— begin DATA EXTRACT —

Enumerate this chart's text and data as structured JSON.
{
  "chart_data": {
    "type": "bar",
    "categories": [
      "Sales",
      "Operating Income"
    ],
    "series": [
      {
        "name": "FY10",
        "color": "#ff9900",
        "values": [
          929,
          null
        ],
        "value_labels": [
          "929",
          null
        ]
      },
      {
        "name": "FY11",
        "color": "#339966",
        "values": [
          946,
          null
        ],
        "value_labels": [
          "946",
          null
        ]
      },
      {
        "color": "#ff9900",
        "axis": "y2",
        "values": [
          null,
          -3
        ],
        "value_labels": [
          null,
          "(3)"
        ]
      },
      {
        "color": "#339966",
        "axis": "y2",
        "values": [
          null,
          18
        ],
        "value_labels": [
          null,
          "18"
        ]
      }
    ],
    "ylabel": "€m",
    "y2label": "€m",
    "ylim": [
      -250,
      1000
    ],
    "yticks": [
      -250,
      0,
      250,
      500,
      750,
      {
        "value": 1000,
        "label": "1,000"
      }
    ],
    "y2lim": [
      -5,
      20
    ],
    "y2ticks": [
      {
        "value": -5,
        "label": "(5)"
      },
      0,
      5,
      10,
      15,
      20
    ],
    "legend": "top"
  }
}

— end DATA EXTRACT —

EXERCISE INSTRUCTIONS: Your task is to print all of the records exactly.

SOLUTION TO THE PROBLEM:
Enumerate this chart's text and data as structured JSON.
{
  "chart_data": {
    "type": "bar",
    "categories": [
      "Sales",
      "Operating Income"
    ],
    "series": [
      {
        "name": "FY10",
        "color": "#ff9900",
        "values": [
          929,
          null
        ],
        "value_labels": [
          "929",
          null
        ]
      },
      {
        "name": "FY11",
        "color": "#339966",
        "values": [
          946,
          null
        ],
        "value_labels": [
          "946",
          null
        ]
      },
      {
        "color": "#ff9900",
        "axis": "y2",
        "values": [
          null,
          -3
        ],
        "value_labels": [
          null,
          "(3)"
        ]
      },
      {
        "color": "#339966",
        "axis": "y2",
        "values": [
          null,
          18
        ],
        "value_labels": [
          null,
          "18"
        ]
      }
    ],
    "ylabel": "€m",
    "y2label": "€m",
    "ylim": [
      -250,
      1000
    ],
    "yticks": [
      -250,
      0,
      250,
      500,
      750,
      {
        "value": 1000,
        "label": "1,000"
      }
    ],
    "y2lim": [
      -5,
      20
    ],
    "y2ticks": [
      {
        "value": -5,
        "label": "(5)"
      },
      0,
      5,
      10,
      15,
      20
    ],
    "legend": "top"
  }
}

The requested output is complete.